Copy every line that holds "notes".

__________

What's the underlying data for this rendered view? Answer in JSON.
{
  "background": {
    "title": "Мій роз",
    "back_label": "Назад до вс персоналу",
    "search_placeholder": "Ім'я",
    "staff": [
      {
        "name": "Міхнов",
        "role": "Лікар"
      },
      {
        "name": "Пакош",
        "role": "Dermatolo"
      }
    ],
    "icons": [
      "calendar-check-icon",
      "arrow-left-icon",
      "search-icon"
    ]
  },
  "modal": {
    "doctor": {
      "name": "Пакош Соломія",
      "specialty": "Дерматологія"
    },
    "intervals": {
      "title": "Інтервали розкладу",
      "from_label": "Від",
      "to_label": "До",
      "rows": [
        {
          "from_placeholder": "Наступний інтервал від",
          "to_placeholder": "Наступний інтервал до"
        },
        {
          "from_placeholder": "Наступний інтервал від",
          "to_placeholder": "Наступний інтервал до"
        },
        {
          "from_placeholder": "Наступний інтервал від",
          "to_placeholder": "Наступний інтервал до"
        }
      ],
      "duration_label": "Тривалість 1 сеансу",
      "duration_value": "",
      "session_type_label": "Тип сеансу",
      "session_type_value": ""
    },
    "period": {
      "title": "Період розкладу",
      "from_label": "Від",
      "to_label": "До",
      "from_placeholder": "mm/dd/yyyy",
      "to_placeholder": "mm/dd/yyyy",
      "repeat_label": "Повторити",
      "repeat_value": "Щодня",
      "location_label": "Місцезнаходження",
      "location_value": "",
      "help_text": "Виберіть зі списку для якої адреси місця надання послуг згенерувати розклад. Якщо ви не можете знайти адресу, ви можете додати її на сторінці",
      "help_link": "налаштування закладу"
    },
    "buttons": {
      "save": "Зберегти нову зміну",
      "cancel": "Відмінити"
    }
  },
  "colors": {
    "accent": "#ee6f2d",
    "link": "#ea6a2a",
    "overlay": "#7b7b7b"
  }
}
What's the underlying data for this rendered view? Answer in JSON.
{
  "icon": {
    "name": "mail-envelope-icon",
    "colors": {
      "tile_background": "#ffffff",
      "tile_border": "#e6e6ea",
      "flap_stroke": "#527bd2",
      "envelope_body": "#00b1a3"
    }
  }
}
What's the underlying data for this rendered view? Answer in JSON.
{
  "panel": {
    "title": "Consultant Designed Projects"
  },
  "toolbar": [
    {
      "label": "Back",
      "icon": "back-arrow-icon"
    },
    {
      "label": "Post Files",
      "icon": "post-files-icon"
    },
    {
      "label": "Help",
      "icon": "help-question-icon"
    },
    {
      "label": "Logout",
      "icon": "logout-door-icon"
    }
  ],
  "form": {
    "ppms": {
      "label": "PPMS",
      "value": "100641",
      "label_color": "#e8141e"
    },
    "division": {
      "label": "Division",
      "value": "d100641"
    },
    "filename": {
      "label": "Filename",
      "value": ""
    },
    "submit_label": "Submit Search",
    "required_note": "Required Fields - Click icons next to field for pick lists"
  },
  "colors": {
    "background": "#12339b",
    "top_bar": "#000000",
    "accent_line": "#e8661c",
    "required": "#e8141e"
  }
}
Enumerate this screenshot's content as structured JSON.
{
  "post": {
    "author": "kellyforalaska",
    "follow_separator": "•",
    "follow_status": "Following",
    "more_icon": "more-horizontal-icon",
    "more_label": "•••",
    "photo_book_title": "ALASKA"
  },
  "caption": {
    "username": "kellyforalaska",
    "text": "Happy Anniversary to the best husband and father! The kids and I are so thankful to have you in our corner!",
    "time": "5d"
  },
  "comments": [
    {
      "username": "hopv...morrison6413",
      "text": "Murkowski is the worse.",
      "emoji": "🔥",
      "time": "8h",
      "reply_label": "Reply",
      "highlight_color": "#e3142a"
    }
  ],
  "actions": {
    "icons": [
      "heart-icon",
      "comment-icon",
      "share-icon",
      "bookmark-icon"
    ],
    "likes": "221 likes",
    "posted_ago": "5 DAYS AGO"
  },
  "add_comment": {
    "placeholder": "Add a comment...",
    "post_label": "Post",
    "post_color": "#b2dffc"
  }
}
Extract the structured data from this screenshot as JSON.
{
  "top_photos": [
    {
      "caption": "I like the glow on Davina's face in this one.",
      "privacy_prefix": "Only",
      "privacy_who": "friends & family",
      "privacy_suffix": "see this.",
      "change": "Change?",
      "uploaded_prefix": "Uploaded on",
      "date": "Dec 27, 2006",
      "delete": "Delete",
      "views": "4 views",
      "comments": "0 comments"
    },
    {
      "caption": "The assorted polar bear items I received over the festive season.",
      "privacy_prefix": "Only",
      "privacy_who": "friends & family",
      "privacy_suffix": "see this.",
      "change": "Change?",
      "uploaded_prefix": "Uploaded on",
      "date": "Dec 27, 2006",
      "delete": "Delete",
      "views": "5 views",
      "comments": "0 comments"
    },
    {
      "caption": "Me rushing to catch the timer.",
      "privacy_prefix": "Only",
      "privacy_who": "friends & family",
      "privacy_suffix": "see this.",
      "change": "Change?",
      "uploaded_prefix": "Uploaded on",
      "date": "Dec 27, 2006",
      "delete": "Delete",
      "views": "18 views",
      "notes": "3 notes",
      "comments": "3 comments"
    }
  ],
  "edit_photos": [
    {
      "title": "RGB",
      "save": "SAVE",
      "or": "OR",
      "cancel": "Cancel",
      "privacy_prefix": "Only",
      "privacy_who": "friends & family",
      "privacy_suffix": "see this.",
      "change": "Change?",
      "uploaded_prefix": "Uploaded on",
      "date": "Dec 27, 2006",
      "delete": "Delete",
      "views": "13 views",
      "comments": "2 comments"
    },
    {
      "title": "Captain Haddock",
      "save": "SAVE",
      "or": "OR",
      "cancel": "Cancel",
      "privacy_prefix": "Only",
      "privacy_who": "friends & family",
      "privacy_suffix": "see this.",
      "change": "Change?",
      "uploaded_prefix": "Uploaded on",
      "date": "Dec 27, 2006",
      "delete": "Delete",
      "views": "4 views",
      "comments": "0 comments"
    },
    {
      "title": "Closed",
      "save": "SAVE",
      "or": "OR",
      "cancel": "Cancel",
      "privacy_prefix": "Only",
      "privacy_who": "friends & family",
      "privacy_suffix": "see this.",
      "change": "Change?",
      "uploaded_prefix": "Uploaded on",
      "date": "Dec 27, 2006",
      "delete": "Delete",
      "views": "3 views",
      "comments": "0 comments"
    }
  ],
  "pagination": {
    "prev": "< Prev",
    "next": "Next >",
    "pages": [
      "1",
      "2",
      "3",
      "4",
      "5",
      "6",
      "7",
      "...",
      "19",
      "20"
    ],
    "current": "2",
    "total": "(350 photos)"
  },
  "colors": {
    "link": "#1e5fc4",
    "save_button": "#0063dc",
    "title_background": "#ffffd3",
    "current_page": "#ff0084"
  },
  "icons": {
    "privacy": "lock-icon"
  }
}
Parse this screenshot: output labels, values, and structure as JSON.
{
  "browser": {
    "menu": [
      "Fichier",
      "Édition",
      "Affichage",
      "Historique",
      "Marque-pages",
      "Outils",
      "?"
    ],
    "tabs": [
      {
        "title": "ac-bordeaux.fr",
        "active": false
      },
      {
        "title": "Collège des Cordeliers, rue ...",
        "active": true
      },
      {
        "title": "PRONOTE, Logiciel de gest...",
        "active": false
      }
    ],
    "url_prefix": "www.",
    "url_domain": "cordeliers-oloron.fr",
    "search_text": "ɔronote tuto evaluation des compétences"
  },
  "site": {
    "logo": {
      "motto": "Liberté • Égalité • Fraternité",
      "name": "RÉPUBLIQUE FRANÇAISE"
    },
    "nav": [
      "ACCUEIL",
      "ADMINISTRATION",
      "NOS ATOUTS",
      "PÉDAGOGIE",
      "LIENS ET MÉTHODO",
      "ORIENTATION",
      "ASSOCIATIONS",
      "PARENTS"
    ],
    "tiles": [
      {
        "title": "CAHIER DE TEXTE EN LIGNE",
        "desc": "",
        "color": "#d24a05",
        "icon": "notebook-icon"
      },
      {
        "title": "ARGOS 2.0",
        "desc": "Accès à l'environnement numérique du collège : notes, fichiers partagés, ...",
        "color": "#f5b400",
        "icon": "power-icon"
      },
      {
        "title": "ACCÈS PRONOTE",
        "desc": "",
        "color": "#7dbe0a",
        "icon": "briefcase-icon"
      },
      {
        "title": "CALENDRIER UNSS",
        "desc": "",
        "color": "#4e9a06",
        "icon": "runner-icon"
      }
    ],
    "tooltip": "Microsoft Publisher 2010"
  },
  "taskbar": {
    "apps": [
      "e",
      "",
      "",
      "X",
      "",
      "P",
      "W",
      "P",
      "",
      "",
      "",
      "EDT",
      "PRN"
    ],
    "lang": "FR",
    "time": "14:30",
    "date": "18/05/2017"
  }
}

__________

__SOLUTION FOR THIS TASK__
      "notes": "3 notes",
        "desc": "Accès à l'environnement numérique du collège : notes, fichiers partagés, ...",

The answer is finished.